++++ TASK INPUT
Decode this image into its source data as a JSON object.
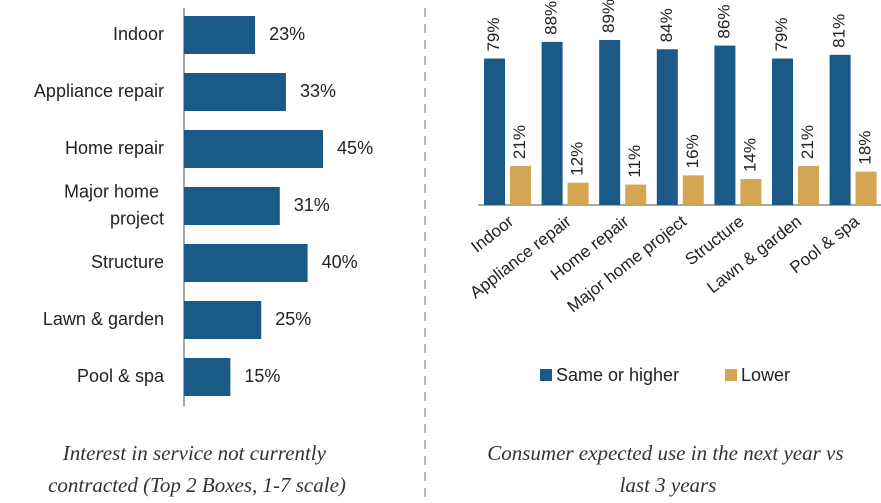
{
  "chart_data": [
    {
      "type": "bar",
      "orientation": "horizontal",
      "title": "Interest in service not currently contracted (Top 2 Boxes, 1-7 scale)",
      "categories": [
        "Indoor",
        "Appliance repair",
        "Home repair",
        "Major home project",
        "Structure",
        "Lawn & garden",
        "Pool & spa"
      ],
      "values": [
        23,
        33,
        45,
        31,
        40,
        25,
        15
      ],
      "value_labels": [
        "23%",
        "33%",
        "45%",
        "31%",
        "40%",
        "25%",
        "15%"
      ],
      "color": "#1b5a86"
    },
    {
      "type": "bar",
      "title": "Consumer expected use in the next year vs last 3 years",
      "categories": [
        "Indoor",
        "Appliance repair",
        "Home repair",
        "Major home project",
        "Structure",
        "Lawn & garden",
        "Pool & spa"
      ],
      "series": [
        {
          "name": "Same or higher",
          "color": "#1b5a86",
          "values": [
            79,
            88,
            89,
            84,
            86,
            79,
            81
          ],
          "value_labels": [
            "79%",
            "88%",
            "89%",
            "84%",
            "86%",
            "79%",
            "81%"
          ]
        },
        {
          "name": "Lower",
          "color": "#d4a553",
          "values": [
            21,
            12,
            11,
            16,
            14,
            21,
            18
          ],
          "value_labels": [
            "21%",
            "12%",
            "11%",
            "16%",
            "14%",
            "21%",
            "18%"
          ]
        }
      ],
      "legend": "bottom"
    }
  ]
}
++++++++
++++ TASK INPUT
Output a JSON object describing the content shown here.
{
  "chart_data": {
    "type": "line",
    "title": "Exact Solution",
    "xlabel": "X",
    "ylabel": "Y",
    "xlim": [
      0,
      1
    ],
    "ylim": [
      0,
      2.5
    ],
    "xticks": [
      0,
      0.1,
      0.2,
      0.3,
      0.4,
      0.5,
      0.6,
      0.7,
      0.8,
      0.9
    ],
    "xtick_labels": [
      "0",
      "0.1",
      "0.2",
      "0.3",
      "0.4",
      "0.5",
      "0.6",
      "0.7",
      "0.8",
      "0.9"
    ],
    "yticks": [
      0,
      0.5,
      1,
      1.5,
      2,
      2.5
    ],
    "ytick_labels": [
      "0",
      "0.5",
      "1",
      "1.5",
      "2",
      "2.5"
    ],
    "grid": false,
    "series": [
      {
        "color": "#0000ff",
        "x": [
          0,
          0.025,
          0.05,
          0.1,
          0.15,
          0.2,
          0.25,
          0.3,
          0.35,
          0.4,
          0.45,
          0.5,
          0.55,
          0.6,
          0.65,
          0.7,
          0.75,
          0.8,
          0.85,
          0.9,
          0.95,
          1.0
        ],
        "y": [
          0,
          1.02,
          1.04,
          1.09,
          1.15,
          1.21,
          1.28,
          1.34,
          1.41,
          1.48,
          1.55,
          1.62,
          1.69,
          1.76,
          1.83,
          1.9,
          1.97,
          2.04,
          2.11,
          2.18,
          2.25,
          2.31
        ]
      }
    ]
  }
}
++++++++
The answer is one number: how many lines of the material above contain "title".

3